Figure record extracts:
========================================================================
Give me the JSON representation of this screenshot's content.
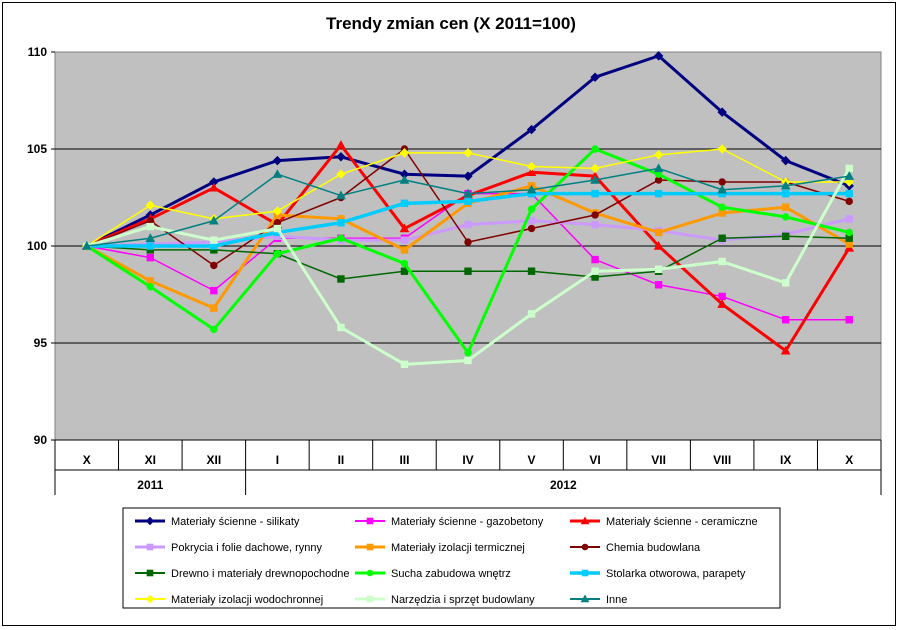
{
  "chart_data": {
    "type": "line",
    "title": "Trendy zmian cen (X 2011=100)",
    "ylim": [
      90,
      110
    ],
    "yticks": [
      "90",
      "95",
      "100",
      "105",
      "110"
    ],
    "categories": [
      "X",
      "XI",
      "XII",
      "I",
      "II",
      "III",
      "IV",
      "V",
      "VI",
      "VII",
      "VIII",
      "IX",
      "X"
    ],
    "year_labels": [
      "2011",
      "2012"
    ],
    "grid": true,
    "legend_position": "bottom",
    "plot_background": "#c0c0c0",
    "series": [
      {
        "name": "Materiały ścienne - silikaty",
        "color": "#000080",
        "marker": "diamond",
        "width": 3,
        "values": [
          100,
          101.6,
          103.3,
          104.4,
          104.6,
          103.7,
          103.6,
          106.0,
          108.7,
          109.8,
          106.9,
          104.4,
          103.1
        ]
      },
      {
        "name": "Materiały ścienne - gazobetony",
        "color": "#ff00ff",
        "marker": "square",
        "width": 1.5,
        "values": [
          100,
          99.4,
          97.7,
          100.4,
          100.4,
          100.4,
          102.7,
          102.7,
          99.3,
          98.0,
          97.4,
          96.2,
          96.2
        ]
      },
      {
        "name": "Materiały ścienne - ceramiczne",
        "color": "#ff0000",
        "marker": "triangle",
        "width": 3,
        "values": [
          100,
          101.4,
          103.0,
          101.1,
          105.2,
          100.9,
          102.6,
          103.8,
          103.6,
          100.0,
          97.0,
          94.6,
          99.9
        ]
      },
      {
        "name": "Pokrycia i folie dachowe, rynny",
        "color": "#cc99ff",
        "marker": "square",
        "width": 3,
        "values": [
          100,
          100.1,
          100.2,
          100.5,
          100.3,
          100.3,
          101.1,
          101.3,
          101.1,
          100.8,
          100.3,
          100.6,
          101.4
        ]
      },
      {
        "name": "Materiały izolacji termicznej",
        "color": "#ff9900",
        "marker": "square",
        "width": 3,
        "values": [
          100,
          98.2,
          96.8,
          101.6,
          101.4,
          99.8,
          102.2,
          103.1,
          101.7,
          100.7,
          101.7,
          102.0,
          100.1
        ]
      },
      {
        "name": "Chemia budowlana",
        "color": "#800000",
        "marker": "circle",
        "width": 1.5,
        "values": [
          100,
          101.3,
          99.0,
          101.2,
          102.5,
          105.0,
          100.2,
          100.9,
          101.6,
          103.4,
          103.3,
          103.3,
          102.3
        ]
      },
      {
        "name": "Drewno i materiały drewnopochodne",
        "color": "#006600",
        "marker": "square",
        "width": 1.5,
        "values": [
          100,
          99.8,
          99.8,
          99.6,
          98.3,
          98.7,
          98.7,
          98.7,
          98.4,
          98.7,
          100.4,
          100.5,
          100.4
        ]
      },
      {
        "name": "Sucha zabudowa wnętrz",
        "color": "#00ff00",
        "marker": "circle",
        "width": 3,
        "values": [
          100,
          97.9,
          95.7,
          99.6,
          100.4,
          99.1,
          94.5,
          101.9,
          105.0,
          103.7,
          102.0,
          101.5,
          100.7
        ]
      },
      {
        "name": "Stolarka otworowa, parapety",
        "color": "#00ccff",
        "marker": "square",
        "width": 3.5,
        "values": [
          100,
          100.0,
          100.0,
          100.7,
          101.2,
          102.2,
          102.3,
          102.7,
          102.7,
          102.7,
          102.7,
          102.7,
          102.7
        ]
      },
      {
        "name": "Materiały izolacji wodochronnej",
        "color": "#ffff00",
        "marker": "diamond",
        "width": 1.5,
        "values": [
          100,
          102.1,
          101.4,
          101.8,
          103.7,
          104.8,
          104.8,
          104.1,
          104.0,
          104.7,
          105.0,
          103.3,
          103.3
        ]
      },
      {
        "name": "Narzędzia i sprzęt budowlany",
        "color": "#ccffcc",
        "marker": "square",
        "width": 3,
        "values": [
          100,
          101.0,
          100.3,
          100.9,
          95.8,
          93.9,
          94.1,
          96.5,
          98.7,
          98.8,
          99.2,
          98.1,
          104.0
        ]
      },
      {
        "name": "Inne",
        "color": "#008080",
        "marker": "triangle",
        "width": 1.5,
        "values": [
          100,
          100.4,
          101.3,
          103.7,
          102.6,
          103.4,
          102.7,
          102.9,
          103.4,
          104.0,
          102.9,
          103.1,
          103.6
        ]
      }
    ]
  }
}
========================================================================
GOAL OF THE EXERCISE:
Restate the full listing verbatim and drop every picture.

EXERCISE OUTPUT:
Give me the JSON representation of this screenshot's content.
{
  "chart_data": {
    "type": "line",
    "title": "Trendy zmian cen (X 2011=100)",
    "ylim": [
      90,
      110
    ],
    "yticks": [
      "90",
      "95",
      "100",
      "105",
      "110"
    ],
    "categories": [
      "X",
      "XI",
      "XII",
      "I",
      "II",
      "III",
      "IV",
      "V",
      "VI",
      "VII",
      "VIII",
      "IX",
      "X"
    ],
    "year_labels": [
      "2011",
      "2012"
    ],
    "grid": true,
    "legend_position": "bottom",
    "plot_background": "#c0c0c0",
    "series": [
      {
        "name": "Materiały ścienne - silikaty",
        "color": "#000080",
        "marker": "diamond",
        "width": 3,
        "values": [
          100,
          101.6,
          103.3,
          104.4,
          104.6,
          103.7,
          103.6,
          106.0,
          108.7,
          109.8,
          106.9,
          104.4,
          103.1
        ]
      },
      {
        "name": "Materiały ścienne - gazobetony",
        "color": "#ff00ff",
        "marker": "square",
        "width": 1.5,
        "values": [
          100,
          99.4,
          97.7,
          100.4,
          100.4,
          100.4,
          102.7,
          102.7,
          99.3,
          98.0,
          97.4,
          96.2,
          96.2
        ]
      },
      {
        "name": "Materiały ścienne - ceramiczne",
        "color": "#ff0000",
        "marker": "triangle",
        "width": 3,
        "values": [
          100,
          101.4,
          103.0,
          101.1,
          105.2,
          100.9,
          102.6,
          103.8,
          103.6,
          100.0,
          97.0,
          94.6,
          99.9
        ]
      },
      {
        "name": "Pokrycia i folie dachowe, rynny",
        "color": "#cc99ff",
        "marker": "square",
        "width": 3,
        "values": [
          100,
          100.1,
          100.2,
          100.5,
          100.3,
          100.3,
          101.1,
          101.3,
          101.1,
          100.8,
          100.3,
          100.6,
          101.4
        ]
      },
      {
        "name": "Materiały izolacji termicznej",
        "color": "#ff9900",
        "marker": "square",
        "width": 3,
        "values": [
          100,
          98.2,
          96.8,
          101.6,
          101.4,
          99.8,
          102.2,
          103.1,
          101.7,
          100.7,
          101.7,
          102.0,
          100.1
        ]
      },
      {
        "name": "Chemia budowlana",
        "color": "#800000",
        "marker": "circle",
        "width": 1.5,
        "values": [
          100,
          101.3,
          99.0,
          101.2,
          102.5,
          105.0,
          100.2,
          100.9,
          101.6,
          103.4,
          103.3,
          103.3,
          102.3
        ]
      },
      {
        "name": "Drewno i materiały drewnopochodne",
        "color": "#006600",
        "marker": "square",
        "width": 1.5,
        "values": [
          100,
          99.8,
          99.8,
          99.6,
          98.3,
          98.7,
          98.7,
          98.7,
          98.4,
          98.7,
          100.4,
          100.5,
          100.4
        ]
      },
      {
        "name": "Sucha zabudowa wnętrz",
        "color": "#00ff00",
        "marker": "circle",
        "width": 3,
        "values": [
          100,
          97.9,
          95.7,
          99.6,
          100.4,
          99.1,
          94.5,
          101.9,
          105.0,
          103.7,
          102.0,
          101.5,
          100.7
        ]
      },
      {
        "name": "Stolarka otworowa, parapety",
        "color": "#00ccff",
        "marker": "square",
        "width": 3.5,
        "values": [
          100,
          100.0,
          100.0,
          100.7,
          101.2,
          102.2,
          102.3,
          102.7,
          102.7,
          102.7,
          102.7,
          102.7,
          102.7
        ]
      },
      {
        "name": "Materiały izolacji wodochronnej",
        "color": "#ffff00",
        "marker": "diamond",
        "width": 1.5,
        "values": [
          100,
          102.1,
          101.4,
          101.8,
          103.7,
          104.8,
          104.8,
          104.1,
          104.0,
          104.7,
          105.0,
          103.3,
          103.3
        ]
      },
      {
        "name": "Narzędzia i sprzęt budowlany",
        "color": "#ccffcc",
        "marker": "square",
        "width": 3,
        "values": [
          100,
          101.0,
          100.3,
          100.9,
          95.8,
          93.9,
          94.1,
          96.5,
          98.7,
          98.8,
          99.2,
          98.1,
          104.0
        ]
      },
      {
        "name": "Inne",
        "color": "#008080",
        "marker": "triangle",
        "width": 1.5,
        "values": [
          100,
          100.4,
          101.3,
          103.7,
          102.6,
          103.4,
          102.7,
          102.9,
          103.4,
          104.0,
          102.9,
          103.1,
          103.6
        ]
      }
    ]
  }
}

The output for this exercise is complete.